*** Opening EXCERPTED TEXT ***

Preliminary Program
09:00 Registration and welcome coffee
09:25 Introductory words
09:30 Hanna Kokko
Institute of Organismic and Molecular Evolution, University of Mainz (DE)
“A long life: how desirable is it, evolutionarily speaking?”
What does a theoretical biologist do? We try to understand why evolution produces so much diversity. Naively, one might think that if natural selection continually seeks out the ‘best’ solutions, by now one best-performing organism should have emerged. Instead, there is vast diversity, even for characteristics such as lifespan that appear easily arrangeable an axis from worse to better. For every superbly long-lived shark species, there are very many other species of fish that die at a much younger age. I will present two examples of our work on senescence evolution: first, an exploration of the so-called Williams hypothesis, which emphasizes the role of extrinsic (unavoidable) mortality in shaping how ‘robustly’ bodies will be built, and second, a comparative analysis on birds and mammals, showing that birds appear to senesce less than mammals do.
10:10 Francis Corson
Laboratoire de Physique de l'Ecole Normale Supérieure, Paris (FR)
“How cells agree on making an embryo”

*** Closing EXCERPTED TEXT ***

* EXERCISE *
Reproduce the part of the preliminary program above, starting at "Preliminary Program" and ending at "of Mainz (DE)".

*** Opening DATA FOR REVIEW ***

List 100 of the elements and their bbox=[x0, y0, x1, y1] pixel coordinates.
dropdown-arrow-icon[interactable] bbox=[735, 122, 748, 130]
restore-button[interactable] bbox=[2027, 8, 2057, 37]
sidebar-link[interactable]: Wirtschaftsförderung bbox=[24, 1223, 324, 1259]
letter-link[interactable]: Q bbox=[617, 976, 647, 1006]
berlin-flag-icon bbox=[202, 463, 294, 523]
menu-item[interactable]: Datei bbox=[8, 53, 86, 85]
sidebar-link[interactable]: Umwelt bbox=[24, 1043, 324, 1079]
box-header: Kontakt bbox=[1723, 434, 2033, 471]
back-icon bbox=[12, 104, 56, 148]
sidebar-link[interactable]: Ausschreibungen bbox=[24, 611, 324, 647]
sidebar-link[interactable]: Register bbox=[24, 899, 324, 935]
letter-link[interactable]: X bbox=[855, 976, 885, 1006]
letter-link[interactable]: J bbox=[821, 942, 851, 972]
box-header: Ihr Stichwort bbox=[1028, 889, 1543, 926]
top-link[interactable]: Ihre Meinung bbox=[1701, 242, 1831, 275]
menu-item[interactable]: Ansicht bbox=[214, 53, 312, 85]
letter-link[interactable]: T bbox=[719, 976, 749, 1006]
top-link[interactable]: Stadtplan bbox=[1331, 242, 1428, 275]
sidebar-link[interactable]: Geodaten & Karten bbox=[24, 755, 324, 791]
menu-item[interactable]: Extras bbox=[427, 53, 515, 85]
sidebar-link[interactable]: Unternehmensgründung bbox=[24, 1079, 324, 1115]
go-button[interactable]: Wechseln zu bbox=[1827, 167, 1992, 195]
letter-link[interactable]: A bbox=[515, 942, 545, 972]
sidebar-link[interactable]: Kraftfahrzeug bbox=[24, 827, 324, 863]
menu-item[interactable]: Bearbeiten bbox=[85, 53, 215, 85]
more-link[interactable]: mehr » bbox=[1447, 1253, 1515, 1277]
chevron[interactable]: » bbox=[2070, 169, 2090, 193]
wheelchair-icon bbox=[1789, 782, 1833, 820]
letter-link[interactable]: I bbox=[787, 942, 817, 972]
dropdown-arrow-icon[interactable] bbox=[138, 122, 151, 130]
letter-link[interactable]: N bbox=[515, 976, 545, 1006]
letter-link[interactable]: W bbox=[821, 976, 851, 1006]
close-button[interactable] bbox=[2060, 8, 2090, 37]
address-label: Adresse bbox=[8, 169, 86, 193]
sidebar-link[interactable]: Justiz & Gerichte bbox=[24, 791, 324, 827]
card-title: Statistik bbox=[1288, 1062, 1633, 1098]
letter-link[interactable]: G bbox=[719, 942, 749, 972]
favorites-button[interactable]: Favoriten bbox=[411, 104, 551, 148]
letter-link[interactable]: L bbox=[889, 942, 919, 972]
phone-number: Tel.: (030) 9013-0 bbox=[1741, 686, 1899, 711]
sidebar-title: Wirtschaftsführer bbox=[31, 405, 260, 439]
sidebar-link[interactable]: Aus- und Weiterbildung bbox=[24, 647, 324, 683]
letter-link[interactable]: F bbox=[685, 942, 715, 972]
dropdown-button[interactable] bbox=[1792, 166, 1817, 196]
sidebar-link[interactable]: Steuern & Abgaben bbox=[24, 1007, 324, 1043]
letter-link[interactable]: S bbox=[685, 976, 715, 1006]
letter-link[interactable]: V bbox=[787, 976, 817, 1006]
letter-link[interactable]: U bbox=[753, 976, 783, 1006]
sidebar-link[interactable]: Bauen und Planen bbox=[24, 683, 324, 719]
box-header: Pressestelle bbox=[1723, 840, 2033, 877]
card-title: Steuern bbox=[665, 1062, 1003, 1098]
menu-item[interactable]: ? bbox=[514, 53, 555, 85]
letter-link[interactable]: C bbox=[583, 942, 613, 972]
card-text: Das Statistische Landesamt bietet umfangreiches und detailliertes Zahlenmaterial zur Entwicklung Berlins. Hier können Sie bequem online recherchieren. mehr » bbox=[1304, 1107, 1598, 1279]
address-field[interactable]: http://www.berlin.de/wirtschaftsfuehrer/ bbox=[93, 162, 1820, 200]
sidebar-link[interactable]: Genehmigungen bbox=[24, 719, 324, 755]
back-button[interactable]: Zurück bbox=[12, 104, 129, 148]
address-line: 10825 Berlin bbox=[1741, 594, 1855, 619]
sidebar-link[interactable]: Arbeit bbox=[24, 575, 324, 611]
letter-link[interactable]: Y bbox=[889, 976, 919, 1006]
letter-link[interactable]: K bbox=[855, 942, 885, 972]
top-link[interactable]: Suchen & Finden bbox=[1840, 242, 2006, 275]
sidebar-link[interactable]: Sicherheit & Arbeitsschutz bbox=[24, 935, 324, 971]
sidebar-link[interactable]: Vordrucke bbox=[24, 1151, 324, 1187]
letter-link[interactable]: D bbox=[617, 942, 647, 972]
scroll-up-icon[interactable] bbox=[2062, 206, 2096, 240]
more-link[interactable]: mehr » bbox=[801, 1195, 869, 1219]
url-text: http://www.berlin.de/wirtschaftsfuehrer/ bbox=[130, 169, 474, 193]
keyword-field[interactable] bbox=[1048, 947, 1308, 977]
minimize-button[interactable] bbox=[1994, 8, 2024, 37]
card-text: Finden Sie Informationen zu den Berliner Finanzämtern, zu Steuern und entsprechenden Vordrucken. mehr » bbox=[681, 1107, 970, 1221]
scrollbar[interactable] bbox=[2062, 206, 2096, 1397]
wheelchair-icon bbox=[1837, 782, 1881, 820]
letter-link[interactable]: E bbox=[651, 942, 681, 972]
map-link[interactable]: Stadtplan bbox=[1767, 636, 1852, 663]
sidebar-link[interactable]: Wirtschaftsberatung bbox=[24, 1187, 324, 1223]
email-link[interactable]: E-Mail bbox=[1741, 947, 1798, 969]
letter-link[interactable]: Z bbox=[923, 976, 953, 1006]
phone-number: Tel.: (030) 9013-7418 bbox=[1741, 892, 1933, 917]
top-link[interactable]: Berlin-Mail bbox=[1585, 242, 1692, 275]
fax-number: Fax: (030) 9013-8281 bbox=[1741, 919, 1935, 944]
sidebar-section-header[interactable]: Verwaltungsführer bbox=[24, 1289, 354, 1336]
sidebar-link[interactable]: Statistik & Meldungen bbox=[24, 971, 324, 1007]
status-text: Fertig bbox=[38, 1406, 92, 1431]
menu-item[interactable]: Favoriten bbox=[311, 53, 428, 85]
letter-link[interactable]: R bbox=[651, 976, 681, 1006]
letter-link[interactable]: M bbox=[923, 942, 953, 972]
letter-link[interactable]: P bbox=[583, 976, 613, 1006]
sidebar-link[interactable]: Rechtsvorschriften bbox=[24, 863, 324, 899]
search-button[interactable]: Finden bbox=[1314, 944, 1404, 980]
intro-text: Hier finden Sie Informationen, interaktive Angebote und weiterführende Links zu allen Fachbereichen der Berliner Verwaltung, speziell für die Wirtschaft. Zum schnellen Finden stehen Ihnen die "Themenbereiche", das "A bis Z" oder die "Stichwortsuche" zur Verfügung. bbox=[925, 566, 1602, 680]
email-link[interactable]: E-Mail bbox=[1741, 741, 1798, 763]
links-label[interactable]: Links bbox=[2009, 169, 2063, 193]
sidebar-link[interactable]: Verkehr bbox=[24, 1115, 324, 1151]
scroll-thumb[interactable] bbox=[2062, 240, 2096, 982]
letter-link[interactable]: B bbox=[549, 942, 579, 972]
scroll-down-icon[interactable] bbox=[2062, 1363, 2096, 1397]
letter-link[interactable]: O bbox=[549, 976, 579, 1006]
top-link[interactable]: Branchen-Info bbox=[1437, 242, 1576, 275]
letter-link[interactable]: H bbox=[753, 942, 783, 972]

*** Closing DATA FOR REVIEW ***

* OUTPUT BELOW *
Preliminary Program
09:00 Registration and welcome coffee
09:25 Introductory words
09:30 Hanna Kokko
Institute of Organismic and Molecular Evolution, University of Mainz (DE)